### Objective
Lines containing "this" are to be counted. Report the count alone.

Data items:
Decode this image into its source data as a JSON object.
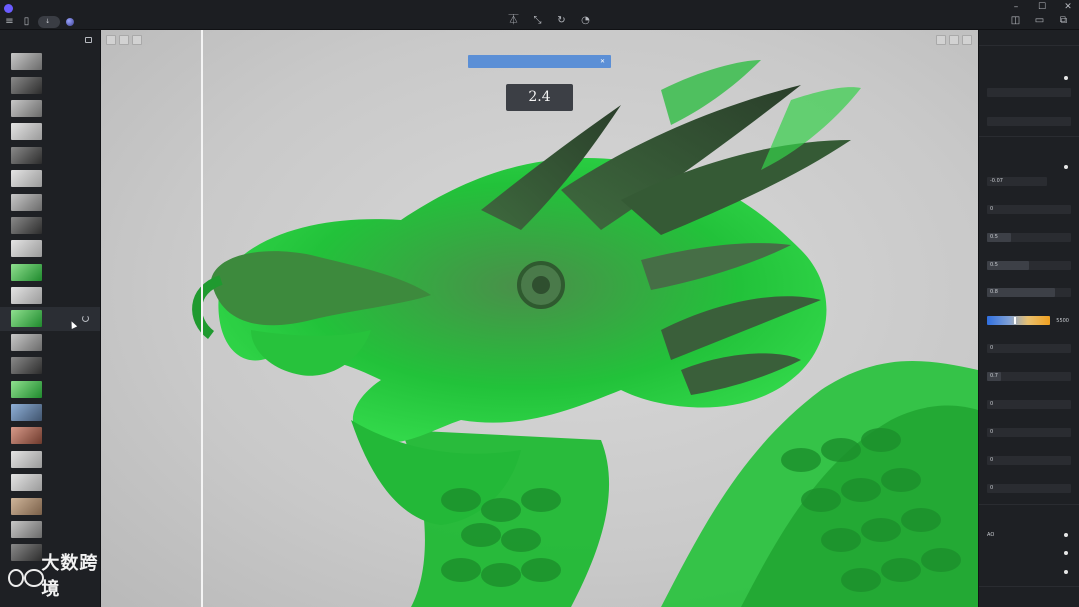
{
  "app": {
    "title": ""
  },
  "toolbar": {
    "import_label": ""
  },
  "sidebar": {
    "title": "",
    "items": [
      {
        "label": "",
        "thumb": "t-gray"
      },
      {
        "label": "",
        "thumb": "t-dark"
      },
      {
        "label": "",
        "thumb": "t-gray"
      },
      {
        "label": "",
        "thumb": "t-light"
      },
      {
        "label": "",
        "thumb": "t-dark"
      },
      {
        "label": "",
        "thumb": "t-light"
      },
      {
        "label": "",
        "thumb": "t-gray"
      },
      {
        "label": "",
        "thumb": "t-dark"
      },
      {
        "label": "",
        "thumb": "t-light"
      },
      {
        "label": "",
        "thumb": "t-green"
      },
      {
        "label": "",
        "thumb": "t-light"
      },
      {
        "label": "",
        "thumb": "t-green",
        "selected": true
      },
      {
        "label": "",
        "thumb": "t-gray"
      },
      {
        "label": "",
        "thumb": "t-dark"
      },
      {
        "label": "",
        "thumb": "t-green"
      },
      {
        "label": "",
        "thumb": "t-blue"
      },
      {
        "label": "",
        "thumb": "t-red"
      },
      {
        "label": "",
        "thumb": "t-light"
      },
      {
        "label": "",
        "thumb": "t-light"
      },
      {
        "label": "",
        "thumb": "t-wood"
      },
      {
        "label": "",
        "thumb": "t-gray"
      },
      {
        "label": "",
        "thumb": "t-dark"
      }
    ]
  },
  "watermark": {
    "text": "大数跨境"
  },
  "viewport": {
    "notice_text": "",
    "value_tip": "2.4",
    "left_tools": [
      "",
      "",
      ""
    ],
    "right_tools": [
      "",
      "",
      ""
    ]
  },
  "rpanel": {
    "tabs": [
      "",
      ""
    ],
    "fields": {
      "v1": "-0.07",
      "v2": "0",
      "v3": "0.5",
      "v4": "0.5",
      "v5": "0.8",
      "v6": "0",
      "v7": "0.7",
      "v8": "0",
      "v9": "0",
      "v10": "0",
      "v11": "0",
      "grad_value": "5500"
    },
    "section_labels": {
      "s2_label_1": "AO"
    }
  },
  "colors": {
    "accent": "#5b8fd6",
    "jade": "#22c23a",
    "panel": "#1e2024"
  }
}
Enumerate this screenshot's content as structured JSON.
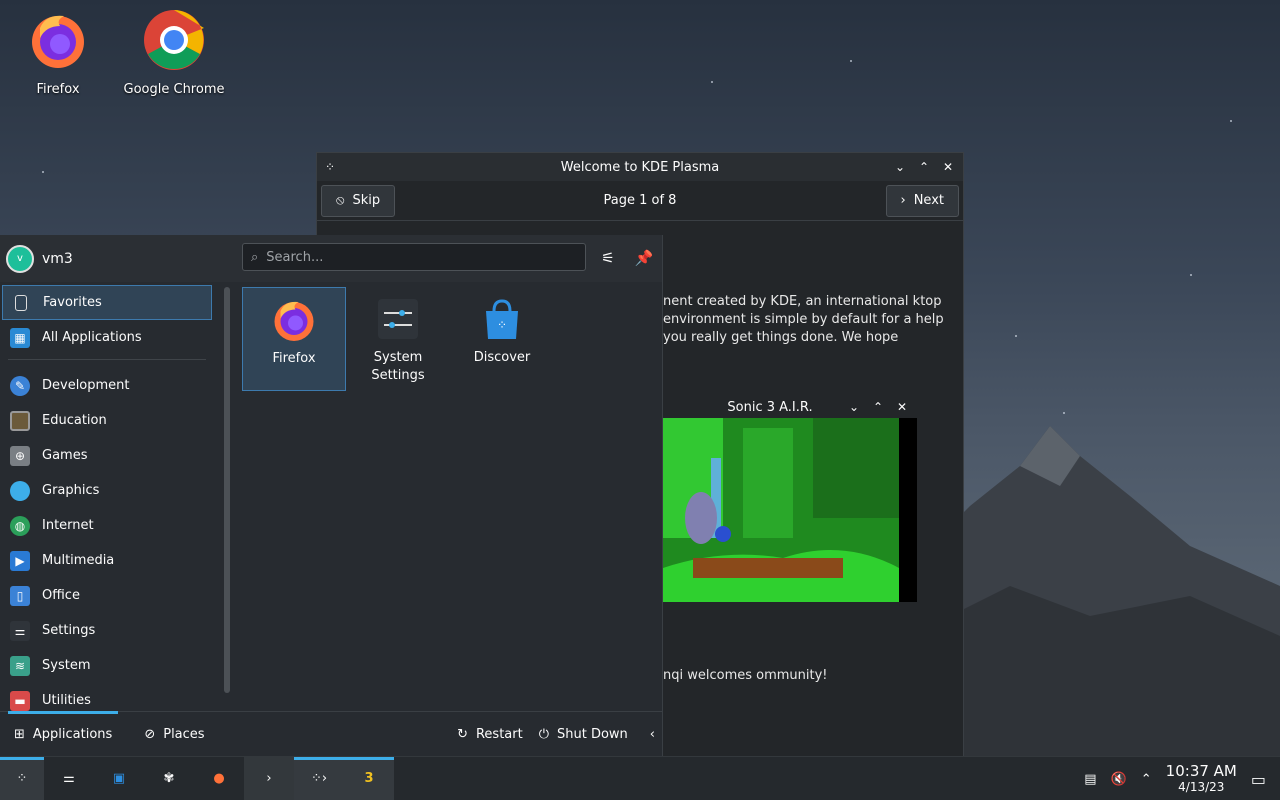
{
  "desktop": {
    "icons": [
      {
        "label": "Firefox"
      },
      {
        "label": "Google Chrome"
      }
    ]
  },
  "welcome": {
    "title": "Welcome to KDE Plasma",
    "skip_label": "Skip",
    "pager": "Page 1 of 8",
    "next_label": "Next",
    "text1": "nent created by KDE, an international ktop environment is simple by default for a help you really get things done. We hope",
    "text2": "nqi welcomes ommunity!"
  },
  "sonic": {
    "title": "Sonic 3 A.I.R."
  },
  "launcher": {
    "username": "vm3",
    "avatar_letter": "v",
    "search_placeholder": "Search...",
    "categories": [
      {
        "label": "Favorites",
        "icon": "bookmark-icon"
      },
      {
        "label": "All Applications",
        "icon": "grid-icon"
      },
      {
        "label": "Development",
        "icon": "development-icon"
      },
      {
        "label": "Education",
        "icon": "education-icon"
      },
      {
        "label": "Games",
        "icon": "gamepad-icon"
      },
      {
        "label": "Graphics",
        "icon": "graphics-icon"
      },
      {
        "label": "Internet",
        "icon": "globe-icon"
      },
      {
        "label": "Multimedia",
        "icon": "multimedia-icon"
      },
      {
        "label": "Office",
        "icon": "office-icon"
      },
      {
        "label": "Settings",
        "icon": "settings-icon"
      },
      {
        "label": "System",
        "icon": "system-icon"
      },
      {
        "label": "Utilities",
        "icon": "utilities-icon"
      }
    ],
    "apps": [
      {
        "label": "Firefox"
      },
      {
        "label": "System Settings"
      },
      {
        "label": "Discover"
      }
    ],
    "bottom": {
      "applications": "Applications",
      "places": "Places",
      "restart": "Restart",
      "shutdown": "Shut Down"
    }
  },
  "taskbar": {
    "time": "10:37 AM",
    "date": "4/13/23"
  },
  "colors": {
    "accent": "#3daee9",
    "panel": "#25292d",
    "window": "#232629"
  }
}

### Response
2